Tasks »
A: In the forum thread below about US tax filing while living in Italy, about how much worldwide income must a single person exceed before needing to file anything with the US?
B: Carry on the forum thread below about US tax filing while living in Italy, starting right after its final line.

Text excerpt »
####
Residents of Italy who are tax-resident in a foreign country get taxed on foreign income, assets, or accounts; and their Italian accounts get reported to the other country under FATCA or CRS.

Residents of Italy who are not tax-resident in a foreign country (have no foreign income, assets, or accounts, and don’t have US citizenship) don’t get their Italian accounts reported under FATCA or CRS.

Am I right?


----------



## emilieable (May 26, 2019)

Nononymous said:


> If you are a US citizen, then according to US law, you must file US tax returns every year, declaring your worldwide income, and also report (on something called an FBAR form) all your "foreign" (i.e. Italian) bank and investment accounts if the total balance exceeds US$10k during the year. This could be a minor paperwork nuisance with no money owing, or an expensive nightmare depending on how complicated your financial affairs are.
> 
> That's the theory. In practice, US law isn't enforced Italy. Presumably you have not been filing US tax returns? If so, continue to not file US tax returns. Do not make yourself known to the IRS, and nothing bad will happen to you.
> 
> ...


Hi, thank you for your answer.
I'm an American citizen because I was born in the US.
This is my first time filing taxes in Italy also, so I really wanted to know what kind of fiscal formalities I would have to follow.
Thank you in advance.


----------



## Bevdeforges (Nov 16, 2007)

If it's your first time filing taxes at all (i.e. in Italy as well as in the US), then you should be able to just start filing, and not worry about all the "streamlined compliance" stuff or quite possibly, not any of the FATCA stuff.

First thing to consider are the US "filing thresholds" - for US filing purposes, you don't need to file anything until and unless your worldwide income exceeds about $12,000 if you are single. 

Next comes the question of where your worldwide income is coming from - i.e. job, investments or other sources. That will determine which forms you need to file and what options you are eligible for.

You may want to take a look at the availability of "Free File" software. https://www.irs.gov/filing/free-file-do-your-federal-taxes-for-free
Not all the Free File programs are available to us "overseas filers" but if you can find one that works for you it is probably easier than downloading and filling out paper forms.


----------



## Nononymous (Jul 12, 2011)

Do not blithely begin filing US tax returns without considering the possible implications of identifying yourself to the US government. If you have no plans of moving to the US, you are better off not filing - even if you cannot avoid being subject to FATCA reporting by your bank.


----------



## underation (Oct 25, 2018)

Nononymous said:


> Do not blithely begin filing US tax returns without considering the possible implications of identifying yourself to the US government. If you have no plans of moving to the US, you are better off not filing - even if you cannot avoid being subject to FATCA reporting by your bank.
####
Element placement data

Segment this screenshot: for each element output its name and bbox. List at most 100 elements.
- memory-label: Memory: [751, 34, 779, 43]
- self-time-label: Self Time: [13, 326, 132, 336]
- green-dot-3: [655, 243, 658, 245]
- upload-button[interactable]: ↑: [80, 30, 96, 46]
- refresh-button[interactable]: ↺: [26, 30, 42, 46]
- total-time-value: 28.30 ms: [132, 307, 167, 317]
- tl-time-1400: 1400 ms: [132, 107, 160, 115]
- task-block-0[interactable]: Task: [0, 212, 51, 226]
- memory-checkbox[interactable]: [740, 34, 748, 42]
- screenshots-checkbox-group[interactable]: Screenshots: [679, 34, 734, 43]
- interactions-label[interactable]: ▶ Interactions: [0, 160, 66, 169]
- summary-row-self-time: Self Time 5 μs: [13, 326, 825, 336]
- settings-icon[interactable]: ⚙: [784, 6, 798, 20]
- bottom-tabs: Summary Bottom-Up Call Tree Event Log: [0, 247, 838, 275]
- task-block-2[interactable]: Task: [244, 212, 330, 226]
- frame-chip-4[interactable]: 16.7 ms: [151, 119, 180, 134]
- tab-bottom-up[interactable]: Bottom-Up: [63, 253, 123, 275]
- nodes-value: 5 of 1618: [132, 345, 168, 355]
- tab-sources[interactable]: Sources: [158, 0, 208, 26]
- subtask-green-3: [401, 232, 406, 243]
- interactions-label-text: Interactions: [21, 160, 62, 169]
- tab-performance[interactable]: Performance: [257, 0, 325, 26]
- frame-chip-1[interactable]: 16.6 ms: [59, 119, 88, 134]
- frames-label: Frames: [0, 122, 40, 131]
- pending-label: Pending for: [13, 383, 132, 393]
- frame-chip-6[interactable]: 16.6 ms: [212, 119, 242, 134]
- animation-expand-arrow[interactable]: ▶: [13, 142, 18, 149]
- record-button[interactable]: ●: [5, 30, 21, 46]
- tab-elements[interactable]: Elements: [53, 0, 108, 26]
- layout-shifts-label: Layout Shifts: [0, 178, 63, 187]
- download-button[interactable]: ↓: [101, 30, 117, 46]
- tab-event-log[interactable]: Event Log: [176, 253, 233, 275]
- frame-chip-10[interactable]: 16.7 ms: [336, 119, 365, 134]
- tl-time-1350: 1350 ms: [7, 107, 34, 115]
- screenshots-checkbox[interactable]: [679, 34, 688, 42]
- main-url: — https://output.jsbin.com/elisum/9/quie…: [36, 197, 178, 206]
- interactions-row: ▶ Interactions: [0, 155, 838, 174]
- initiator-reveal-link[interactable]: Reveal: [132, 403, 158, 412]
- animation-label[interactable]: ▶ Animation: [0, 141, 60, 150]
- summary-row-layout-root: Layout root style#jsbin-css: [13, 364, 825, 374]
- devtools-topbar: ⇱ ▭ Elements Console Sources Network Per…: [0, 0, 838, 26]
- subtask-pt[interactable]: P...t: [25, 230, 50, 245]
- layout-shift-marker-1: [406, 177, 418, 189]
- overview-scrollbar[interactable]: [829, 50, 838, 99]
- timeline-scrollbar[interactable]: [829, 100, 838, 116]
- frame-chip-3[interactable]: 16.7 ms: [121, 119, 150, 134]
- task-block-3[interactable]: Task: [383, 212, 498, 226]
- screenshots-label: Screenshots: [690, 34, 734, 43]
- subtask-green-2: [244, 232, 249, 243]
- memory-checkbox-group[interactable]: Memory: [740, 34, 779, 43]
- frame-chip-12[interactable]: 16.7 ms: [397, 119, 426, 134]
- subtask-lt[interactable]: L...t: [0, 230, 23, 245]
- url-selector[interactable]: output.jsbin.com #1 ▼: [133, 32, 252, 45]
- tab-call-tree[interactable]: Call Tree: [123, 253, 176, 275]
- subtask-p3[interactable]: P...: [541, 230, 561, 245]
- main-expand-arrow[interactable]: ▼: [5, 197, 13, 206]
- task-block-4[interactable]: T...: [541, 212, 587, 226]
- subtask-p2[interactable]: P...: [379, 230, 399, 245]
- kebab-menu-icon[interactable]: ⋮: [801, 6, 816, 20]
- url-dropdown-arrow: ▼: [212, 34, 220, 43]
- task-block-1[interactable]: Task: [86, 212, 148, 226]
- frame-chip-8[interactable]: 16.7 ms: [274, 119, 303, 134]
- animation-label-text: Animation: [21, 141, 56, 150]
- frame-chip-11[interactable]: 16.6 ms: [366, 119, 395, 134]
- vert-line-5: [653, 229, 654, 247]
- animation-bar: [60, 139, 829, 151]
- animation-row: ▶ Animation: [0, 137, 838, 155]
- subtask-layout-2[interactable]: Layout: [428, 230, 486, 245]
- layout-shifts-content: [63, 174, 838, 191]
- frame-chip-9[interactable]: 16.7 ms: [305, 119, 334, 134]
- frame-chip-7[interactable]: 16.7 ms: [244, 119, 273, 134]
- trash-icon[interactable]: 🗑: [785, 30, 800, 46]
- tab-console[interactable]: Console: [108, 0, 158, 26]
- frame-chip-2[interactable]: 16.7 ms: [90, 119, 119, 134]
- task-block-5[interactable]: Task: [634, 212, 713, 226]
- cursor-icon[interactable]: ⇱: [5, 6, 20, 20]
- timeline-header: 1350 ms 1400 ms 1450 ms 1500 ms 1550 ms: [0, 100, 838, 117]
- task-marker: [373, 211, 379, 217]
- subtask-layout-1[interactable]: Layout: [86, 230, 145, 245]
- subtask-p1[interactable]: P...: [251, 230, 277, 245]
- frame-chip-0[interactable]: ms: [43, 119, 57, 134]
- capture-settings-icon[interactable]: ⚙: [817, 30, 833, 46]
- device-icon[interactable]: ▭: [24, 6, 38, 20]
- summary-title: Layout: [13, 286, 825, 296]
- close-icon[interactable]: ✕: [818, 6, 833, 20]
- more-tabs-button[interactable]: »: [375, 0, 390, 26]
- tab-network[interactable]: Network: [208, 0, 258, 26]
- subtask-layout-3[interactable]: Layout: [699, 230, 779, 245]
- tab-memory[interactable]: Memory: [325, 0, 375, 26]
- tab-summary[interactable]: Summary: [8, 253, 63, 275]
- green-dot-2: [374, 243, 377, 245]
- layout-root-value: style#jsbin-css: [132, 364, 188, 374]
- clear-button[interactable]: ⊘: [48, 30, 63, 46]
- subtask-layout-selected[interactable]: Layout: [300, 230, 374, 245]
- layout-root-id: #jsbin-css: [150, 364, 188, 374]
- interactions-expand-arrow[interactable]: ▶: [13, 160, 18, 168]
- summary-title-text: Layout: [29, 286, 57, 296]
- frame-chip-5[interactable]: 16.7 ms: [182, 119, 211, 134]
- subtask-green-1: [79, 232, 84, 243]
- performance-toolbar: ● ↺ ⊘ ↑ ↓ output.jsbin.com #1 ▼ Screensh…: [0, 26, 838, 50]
####
The responses »
A: About $12,000.

B:
It all depends on circumstances and desires.

If the OP chooses, s/he can work, invest, and file tax returns in both countries, claim certain benefits from one country and certain other benefits from the other country; and eventually retire in the country of his/her choice with pensions from both countries.

Alternatively, s/he can, if s/he chooses, live, work, and invest in only one of the two countries (presumably, in the OP’s case, in Italy); in which case, US citizenship might be superfluous or disadvantageous and might make renunciation a sensible choice.


----------



## Nononymous (Jul 12, 2011)

emilieable said:


> Hi, thank you for your answer.
> I'm an American citizen because I was born in the US.
> This is my first time filing taxes in Italy also, so I really wanted to know what kind of fiscal formalities I would have to follow.
> Thank you in advance.


A longer reply.

Take your time and make an informed decision about filing US taxes. Unless you have a good reason to do so, it is better not to enter the US tax system and make your existence known to the IRS. Filing may be simple now when you are young, but later on if your life becomes more prosperous/complicated, the paperwork burden, accounting costs and possibly even taxes owing can be a problem; you may also find your options for investment limited by the need to maintain US tax compliance. In general you are much better off avoiding the whole mess.

It's also possible - though very unlikely in my view - that in the future Congress could change the rules to make life easier for non-resident US citizens, particularly "Accidental Americans" like yourself whose only tie to the US is birthplace. Why start filing now if there's a chance this will get better?

The fact that you have a US birthplace could be a bit of a problem. Is your bank aware that you are a US citizen? If it is, you may have account information reported to the IRS, either now or in the future. If not, keep the bank ignorant, but when you open new accounts you will either be asked about US citizenship (or tax residence, which is effectively the same thing) or the bank will notice the US birthplace on your ID. Do you have a Social Security Number? If not, be aware that next year banks may become more aggressive about requiring an SSN from any US citizen customers. 

If banks know of your US citizenship, the only way to avoid FATCA reporting is to renounce, for a huge fee of $2350. In some countries banks are very reluctant to offer services to known US citizens, and you may find yourself limited to simple accounts with no investment options. I'm not sure if this is a problem in Italy. If it is the only cure is to renounce.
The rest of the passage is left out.